**What is expected**
Substitute "list-entry" for "feature-item" in the lines from the line with "feature-item: Syndication of" to the line with "nav-services-pricing[interactable]: Services &", and output only those lines with everything else unchanged.

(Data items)
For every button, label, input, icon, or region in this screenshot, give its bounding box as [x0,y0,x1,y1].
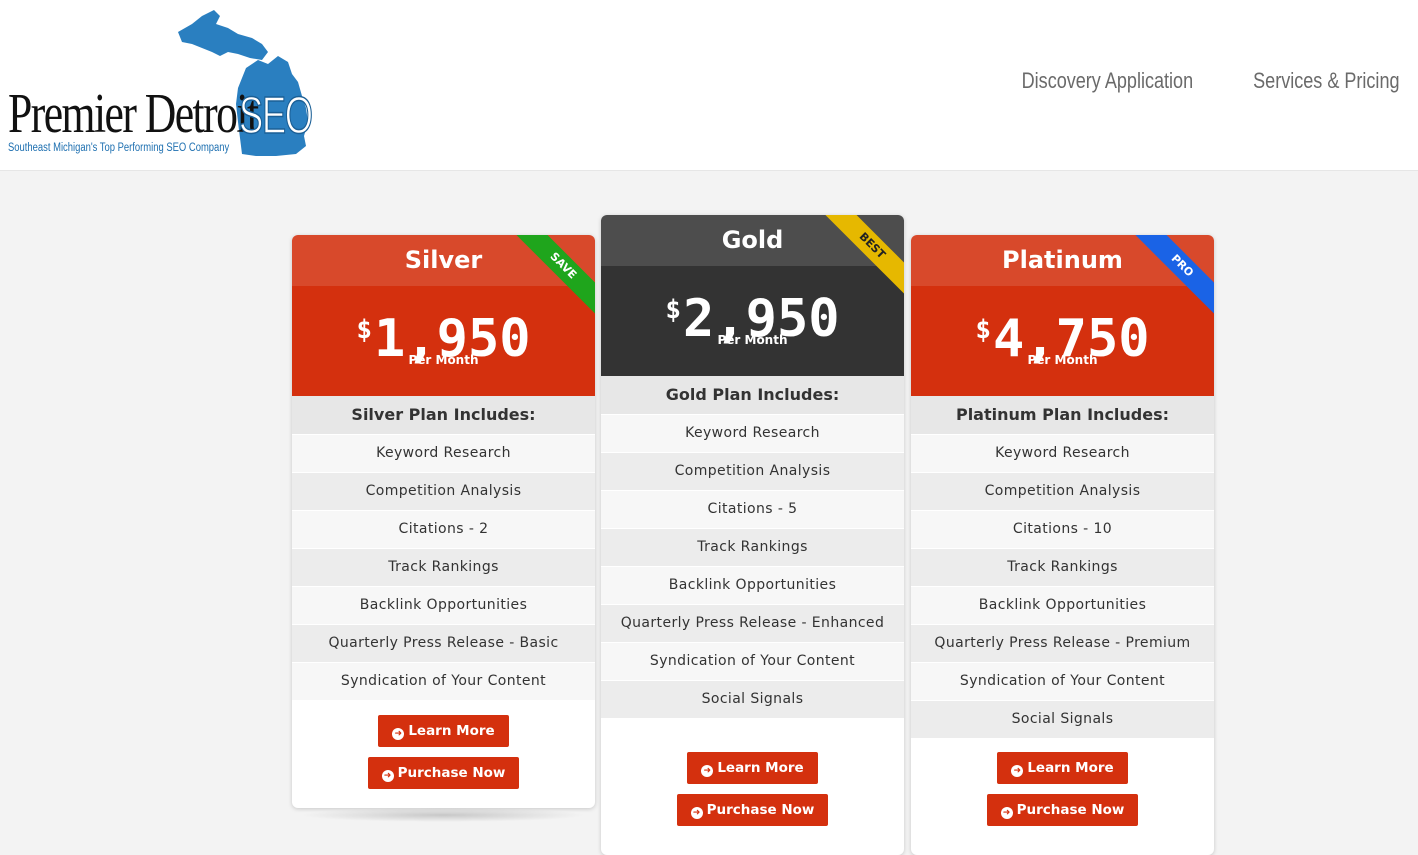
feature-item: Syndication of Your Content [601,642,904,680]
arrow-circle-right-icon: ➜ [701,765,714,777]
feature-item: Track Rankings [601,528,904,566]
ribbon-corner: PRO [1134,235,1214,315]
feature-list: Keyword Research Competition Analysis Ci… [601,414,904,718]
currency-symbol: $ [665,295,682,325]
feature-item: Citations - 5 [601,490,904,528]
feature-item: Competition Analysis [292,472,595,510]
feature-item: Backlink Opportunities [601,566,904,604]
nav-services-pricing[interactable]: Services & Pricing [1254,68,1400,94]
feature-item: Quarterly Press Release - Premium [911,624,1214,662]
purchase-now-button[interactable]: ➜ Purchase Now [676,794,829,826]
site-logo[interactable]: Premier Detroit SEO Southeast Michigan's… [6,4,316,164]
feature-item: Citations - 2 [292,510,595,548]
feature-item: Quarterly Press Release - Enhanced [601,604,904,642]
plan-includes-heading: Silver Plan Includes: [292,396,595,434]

**Response for this exercise**
list-entry: Syndication of Your Content [601,642,904,680]
arrow-circle-right-icon: ➜ [701,765,714,777]
list-entry: Track Rankings [601,528,904,566]
ribbon-corner: PRO [1134,235,1214,315]
feature-list: Keyword Research Competition Analysis Ci… [601,414,904,718]
currency-symbol: $ [665,295,682,325]
list-entry: Citations - 5 [601,490,904,528]
list-entry: Competition Analysis [292,472,595,510]
list-entry: Backlink Opportunities [601,566,904,604]
nav-services-pricing[interactable]: Services & Pricing [1254,68,1400,94]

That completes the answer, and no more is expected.